Given instruction: Your task is to transcribe all of the data below exactly, omitting the images.

Given information:

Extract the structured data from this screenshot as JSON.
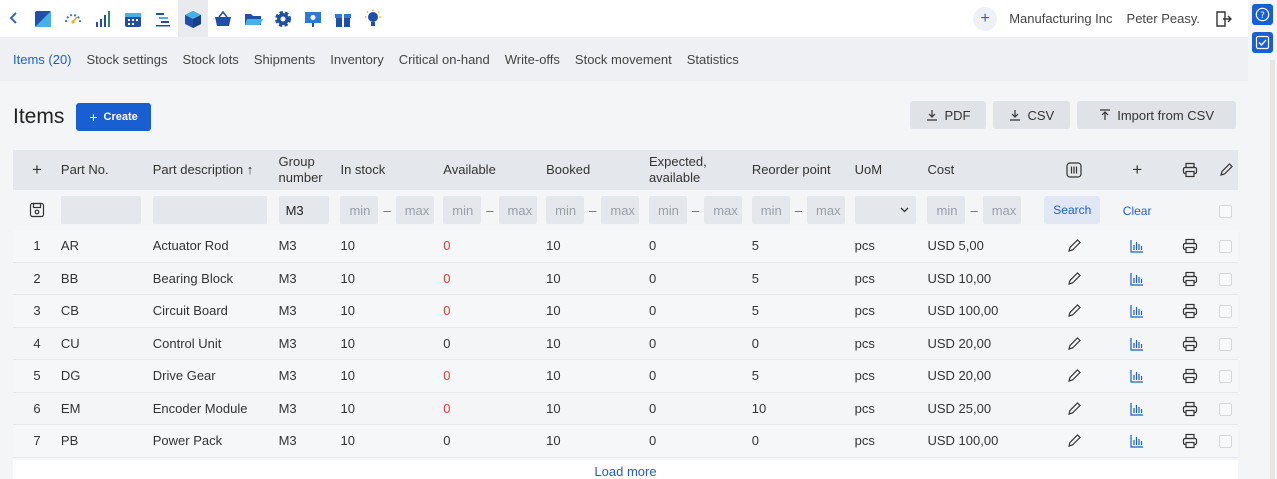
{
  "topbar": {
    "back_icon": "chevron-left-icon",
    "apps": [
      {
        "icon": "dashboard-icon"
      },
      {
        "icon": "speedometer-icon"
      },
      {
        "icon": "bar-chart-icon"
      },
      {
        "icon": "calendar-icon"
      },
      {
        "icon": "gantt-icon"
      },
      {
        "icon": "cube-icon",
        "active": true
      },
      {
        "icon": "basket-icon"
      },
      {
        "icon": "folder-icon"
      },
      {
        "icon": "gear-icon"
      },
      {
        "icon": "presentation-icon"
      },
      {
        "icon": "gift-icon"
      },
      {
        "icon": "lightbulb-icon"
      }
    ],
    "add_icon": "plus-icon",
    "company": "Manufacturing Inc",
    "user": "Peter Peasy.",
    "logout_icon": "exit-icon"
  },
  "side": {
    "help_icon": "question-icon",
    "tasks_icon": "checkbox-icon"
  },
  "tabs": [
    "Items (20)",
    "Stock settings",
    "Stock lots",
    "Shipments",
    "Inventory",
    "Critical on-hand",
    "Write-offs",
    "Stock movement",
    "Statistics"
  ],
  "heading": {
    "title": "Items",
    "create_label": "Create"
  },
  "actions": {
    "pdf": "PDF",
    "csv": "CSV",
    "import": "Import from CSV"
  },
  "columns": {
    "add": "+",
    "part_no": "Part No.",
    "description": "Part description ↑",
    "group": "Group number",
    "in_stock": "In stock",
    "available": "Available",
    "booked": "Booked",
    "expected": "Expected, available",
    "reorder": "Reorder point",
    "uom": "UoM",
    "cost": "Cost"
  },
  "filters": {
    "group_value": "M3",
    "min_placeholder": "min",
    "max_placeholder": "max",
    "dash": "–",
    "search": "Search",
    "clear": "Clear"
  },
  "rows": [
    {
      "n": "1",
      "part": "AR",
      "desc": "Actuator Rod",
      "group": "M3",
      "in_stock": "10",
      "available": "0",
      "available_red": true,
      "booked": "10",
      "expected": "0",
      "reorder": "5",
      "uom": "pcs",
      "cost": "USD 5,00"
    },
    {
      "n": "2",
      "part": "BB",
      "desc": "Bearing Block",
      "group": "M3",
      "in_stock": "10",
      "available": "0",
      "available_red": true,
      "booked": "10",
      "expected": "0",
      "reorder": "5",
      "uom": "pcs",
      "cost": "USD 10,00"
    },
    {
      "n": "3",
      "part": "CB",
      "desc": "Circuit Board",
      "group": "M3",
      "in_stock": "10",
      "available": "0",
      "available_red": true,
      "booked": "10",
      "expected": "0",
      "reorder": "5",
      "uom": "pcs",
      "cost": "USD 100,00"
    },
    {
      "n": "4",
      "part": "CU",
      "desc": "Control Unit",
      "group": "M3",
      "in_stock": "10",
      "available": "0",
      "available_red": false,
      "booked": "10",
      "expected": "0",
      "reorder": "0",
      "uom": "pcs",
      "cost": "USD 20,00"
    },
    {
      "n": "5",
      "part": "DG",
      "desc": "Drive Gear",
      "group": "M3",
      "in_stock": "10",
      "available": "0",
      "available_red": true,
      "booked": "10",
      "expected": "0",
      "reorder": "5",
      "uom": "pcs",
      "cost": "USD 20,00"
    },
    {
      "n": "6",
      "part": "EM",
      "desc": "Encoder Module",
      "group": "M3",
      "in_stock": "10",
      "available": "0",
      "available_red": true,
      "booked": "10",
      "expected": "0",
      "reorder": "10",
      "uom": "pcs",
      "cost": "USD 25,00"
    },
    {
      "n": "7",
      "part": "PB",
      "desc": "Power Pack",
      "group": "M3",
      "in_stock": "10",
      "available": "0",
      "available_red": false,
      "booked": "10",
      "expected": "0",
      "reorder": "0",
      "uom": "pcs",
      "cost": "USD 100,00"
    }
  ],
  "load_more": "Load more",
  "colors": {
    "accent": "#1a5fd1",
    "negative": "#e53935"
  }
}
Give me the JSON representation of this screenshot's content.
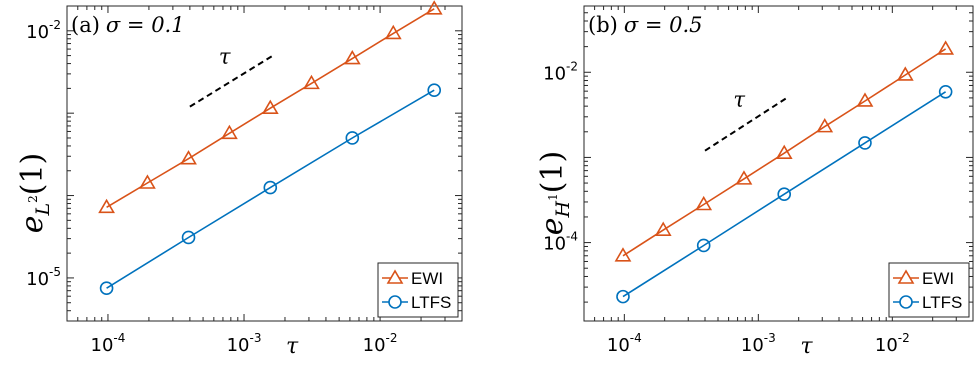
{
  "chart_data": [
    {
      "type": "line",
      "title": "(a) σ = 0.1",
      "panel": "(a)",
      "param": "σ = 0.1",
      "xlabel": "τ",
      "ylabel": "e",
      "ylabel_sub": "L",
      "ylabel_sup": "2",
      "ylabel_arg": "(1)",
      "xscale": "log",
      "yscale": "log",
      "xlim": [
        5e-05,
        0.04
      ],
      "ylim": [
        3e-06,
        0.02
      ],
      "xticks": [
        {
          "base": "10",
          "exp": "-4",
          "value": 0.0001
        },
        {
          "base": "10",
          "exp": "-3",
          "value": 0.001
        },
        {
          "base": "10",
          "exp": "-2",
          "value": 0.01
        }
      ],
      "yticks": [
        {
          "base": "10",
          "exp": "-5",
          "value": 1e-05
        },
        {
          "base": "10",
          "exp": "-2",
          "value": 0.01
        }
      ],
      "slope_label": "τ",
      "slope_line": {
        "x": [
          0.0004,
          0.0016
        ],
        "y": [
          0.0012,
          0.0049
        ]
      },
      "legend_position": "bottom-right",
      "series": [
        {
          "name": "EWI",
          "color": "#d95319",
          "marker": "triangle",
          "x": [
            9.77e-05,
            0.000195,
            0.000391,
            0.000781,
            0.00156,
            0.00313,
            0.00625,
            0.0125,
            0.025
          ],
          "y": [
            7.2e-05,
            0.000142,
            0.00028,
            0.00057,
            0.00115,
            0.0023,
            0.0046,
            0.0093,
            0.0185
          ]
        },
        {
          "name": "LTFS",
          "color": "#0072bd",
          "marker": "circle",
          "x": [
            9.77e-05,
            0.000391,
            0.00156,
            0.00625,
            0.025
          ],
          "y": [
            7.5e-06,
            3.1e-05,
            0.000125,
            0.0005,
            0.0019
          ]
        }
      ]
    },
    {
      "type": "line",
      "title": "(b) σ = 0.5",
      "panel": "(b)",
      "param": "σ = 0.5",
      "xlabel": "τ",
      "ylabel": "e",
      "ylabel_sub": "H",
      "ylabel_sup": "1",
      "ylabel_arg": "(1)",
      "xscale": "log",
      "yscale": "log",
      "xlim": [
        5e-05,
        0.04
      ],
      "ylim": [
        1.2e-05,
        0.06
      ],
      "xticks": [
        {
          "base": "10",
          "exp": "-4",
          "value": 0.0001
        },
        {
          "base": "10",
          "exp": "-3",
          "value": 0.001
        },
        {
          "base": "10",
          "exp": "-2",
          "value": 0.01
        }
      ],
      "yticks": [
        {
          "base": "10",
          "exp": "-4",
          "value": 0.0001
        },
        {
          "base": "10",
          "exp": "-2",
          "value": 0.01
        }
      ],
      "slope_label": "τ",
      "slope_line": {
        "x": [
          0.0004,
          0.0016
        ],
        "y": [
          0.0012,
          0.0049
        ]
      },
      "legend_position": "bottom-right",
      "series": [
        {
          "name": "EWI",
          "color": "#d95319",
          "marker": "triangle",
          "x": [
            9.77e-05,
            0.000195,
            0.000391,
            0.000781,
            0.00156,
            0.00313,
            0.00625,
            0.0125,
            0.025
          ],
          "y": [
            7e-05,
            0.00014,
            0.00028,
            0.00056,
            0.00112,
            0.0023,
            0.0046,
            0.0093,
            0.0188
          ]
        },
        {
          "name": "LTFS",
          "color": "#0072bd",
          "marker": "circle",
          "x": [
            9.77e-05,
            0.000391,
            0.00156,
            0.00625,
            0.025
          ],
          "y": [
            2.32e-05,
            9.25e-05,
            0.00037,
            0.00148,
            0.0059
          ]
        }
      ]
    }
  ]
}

Answer below:
Extract the structured data from this screenshot as JSON.
{
  "topbar": {
    "back_icon": "chevron-left-icon",
    "apps": [
      {
        "icon": "dashboard-icon"
      },
      {
        "icon": "speedometer-icon"
      },
      {
        "icon": "bar-chart-icon"
      },
      {
        "icon": "calendar-icon"
      },
      {
        "icon": "gantt-icon"
      },
      {
        "icon": "cube-icon",
        "active": true
      },
      {
        "icon": "basket-icon"
      },
      {
        "icon": "folder-icon"
      },
      {
        "icon": "gear-icon"
      },
      {
        "icon": "presentation-icon"
      },
      {
        "icon": "gift-icon"
      },
      {
        "icon": "lightbulb-icon"
      }
    ],
    "add_icon": "plus-icon",
    "company": "Manufacturing Inc",
    "user": "Peter Peasy.",
    "logout_icon": "exit-icon"
  },
  "side": {
    "help_icon": "question-icon",
    "tasks_icon": "checkbox-icon"
  },
  "tabs": [
    "Items (20)",
    "Stock settings",
    "Stock lots",
    "Shipments",
    "Inventory",
    "Critical on-hand",
    "Write-offs",
    "Stock movement",
    "Statistics"
  ],
  "heading": {
    "title": "Items",
    "create_label": "Create"
  },
  "actions": {
    "pdf": "PDF",
    "csv": "CSV",
    "import": "Import from CSV"
  },
  "columns": {
    "add": "+",
    "part_no": "Part No.",
    "description": "Part description ↑",
    "group": "Group number",
    "in_stock": "In stock",
    "available": "Available",
    "booked": "Booked",
    "expected": "Expected, available",
    "reorder": "Reorder point",
    "uom": "UoM",
    "cost": "Cost"
  },
  "filters": {
    "group_value": "M3",
    "min_placeholder": "min",
    "max_placeholder": "max",
    "dash": "–",
    "search": "Search",
    "clear": "Clear"
  },
  "rows": [
    {
      "n": "1",
      "part": "AR",
      "desc": "Actuator Rod",
      "group": "M3",
      "in_stock": "10",
      "available": "0",
      "available_red": true,
      "booked": "10",
      "expected": "0",
      "reorder": "5",
      "uom": "pcs",
      "cost": "USD 5,00"
    },
    {
      "n": "2",
      "part": "BB",
      "desc": "Bearing Block",
      "group": "M3",
      "in_stock": "10",
      "available": "0",
      "available_red": true,
      "booked": "10",
      "expected": "0",
      "reorder": "5",
      "uom": "pcs",
      "cost": "USD 10,00"
    },
    {
      "n": "3",
      "part": "CB",
      "desc": "Circuit Board",
      "group": "M3",
      "in_stock": "10",
      "available": "0",
      "available_red": true,
      "booked": "10",
      "expected": "0",
      "reorder": "5",
      "uom": "pcs",
      "cost": "USD 100,00"
    },
    {
      "n": "4",
      "part": "CU",
      "desc": "Control Unit",
      "group": "M3",
      "in_stock": "10",
      "available": "0",
      "available_red": false,
      "booked": "10",
      "expected": "0",
      "reorder": "0",
      "uom": "pcs",
      "cost": "USD 20,00"
    },
    {
      "n": "5",
      "part": "DG",
      "desc": "Drive Gear",
      "group": "M3",
      "in_stock": "10",
      "available": "0",
      "available_red": true,
      "booked": "10",
      "expected": "0",
      "reorder": "5",
      "uom": "pcs",
      "cost": "USD 20,00"
    },
    {
      "n": "6",
      "part": "EM",
      "desc": "Encoder Module",
      "group": "M3",
      "in_stock": "10",
      "available": "0",
      "available_red": true,
      "booked": "10",
      "expected": "0",
      "reorder": "10",
      "uom": "pcs",
      "cost": "USD 25,00"
    },
    {
      "n": "7",
      "part": "PB",
      "desc": "Power Pack",
      "group": "M3",
      "in_stock": "10",
      "available": "0",
      "available_red": false,
      "booked": "10",
      "expected": "0",
      "reorder": "0",
      "uom": "pcs",
      "cost": "USD 100,00"
    }
  ],
  "load_more": "Load more",
  "colors": {
    "accent": "#1a5fd1",
    "negative": "#e53935"
  }
}
Give me the JSON representation of this screenshot's content.
{
  "chart_data": [
    {
      "type": "line",
      "title": "(a) σ = 0.1",
      "panel": "(a)",
      "param": "σ = 0.1",
      "xlabel": "τ",
      "ylabel": "e",
      "ylabel_sub": "L",
      "ylabel_sup": "2",
      "ylabel_arg": "(1)",
      "xscale": "log",
      "yscale": "log",
      "xlim": [
        5e-05,
        0.04
      ],
      "ylim": [
        3e-06,
        0.02
      ],
      "xticks": [
        {
          "base": "10",
          "exp": "-4",
          "value": 0.0001
        },
        {
          "base": "10",
          "exp": "-3",
          "value": 0.001
        },
        {
          "base": "10",
          "exp": "-2",
          "value": 0.01
        }
      ],
      "yticks": [
        {
          "base": "10",
          "exp": "-5",
          "value": 1e-05
        },
        {
          "base": "10",
          "exp": "-2",
          "value": 0.01
        }
      ],
      "slope_label": "τ",
      "slope_line": {
        "x": [
          0.0004,
          0.0016
        ],
        "y": [
          0.0012,
          0.0049
        ]
      },
      "legend_position": "bottom-right",
      "series": [
        {
          "name": "EWI",
          "color": "#d95319",
          "marker": "triangle",
          "x": [
            9.77e-05,
            0.000195,
            0.000391,
            0.000781,
            0.00156,
            0.00313,
            0.00625,
            0.0125,
            0.025
          ],
          "y": [
            7.2e-05,
            0.000142,
            0.00028,
            0.00057,
            0.00115,
            0.0023,
            0.0046,
            0.0093,
            0.0185
          ]
        },
        {
          "name": "LTFS",
          "color": "#0072bd",
          "marker": "circle",
          "x": [
            9.77e-05,
            0.000391,
            0.00156,
            0.00625,
            0.025
          ],
          "y": [
            7.5e-06,
            3.1e-05,
            0.000125,
            0.0005,
            0.0019
          ]
        }
      ]
    },
    {
      "type": "line",
      "title": "(b) σ = 0.5",
      "panel": "(b)",
      "param": "σ = 0.5",
      "xlabel": "τ",
      "ylabel": "e",
      "ylabel_sub": "H",
      "ylabel_sup": "1",
      "ylabel_arg": "(1)",
      "xscale": "log",
      "yscale": "log",
      "xlim": [
        5e-05,
        0.04
      ],
      "ylim": [
        1.2e-05,
        0.06
      ],
      "xticks": [
        {
          "base": "10",
          "exp": "-4",
          "value": 0.0001
        },
        {
          "base": "10",
          "exp": "-3",
          "value": 0.001
        },
        {
          "base": "10",
          "exp": "-2",
          "value": 0.01
        }
      ],
      "yticks": [
        {
          "base": "10",
          "exp": "-4",
          "value": 0.0001
        },
        {
          "base": "10",
          "exp": "-2",
          "value": 0.01
        }
      ],
      "slope_label": "τ",
      "slope_line": {
        "x": [
          0.0004,
          0.0016
        ],
        "y": [
          0.0012,
          0.0049
        ]
      },
      "legend_position": "bottom-right",
      "series": [
        {
          "name": "EWI",
          "color": "#d95319",
          "marker": "triangle",
          "x": [
            9.77e-05,
            0.000195,
            0.000391,
            0.000781,
            0.00156,
            0.00313,
            0.00625,
            0.0125,
            0.025
          ],
          "y": [
            7e-05,
            0.00014,
            0.00028,
            0.00056,
            0.00112,
            0.0023,
            0.0046,
            0.0093,
            0.0188
          ]
        },
        {
          "name": "LTFS",
          "color": "#0072bd",
          "marker": "circle",
          "x": [
            9.77e-05,
            0.000391,
            0.00156,
            0.00625,
            0.025
          ],
          "y": [
            2.32e-05,
            9.25e-05,
            0.00037,
            0.00148,
            0.0059
          ]
        }
      ]
    }
  ]
}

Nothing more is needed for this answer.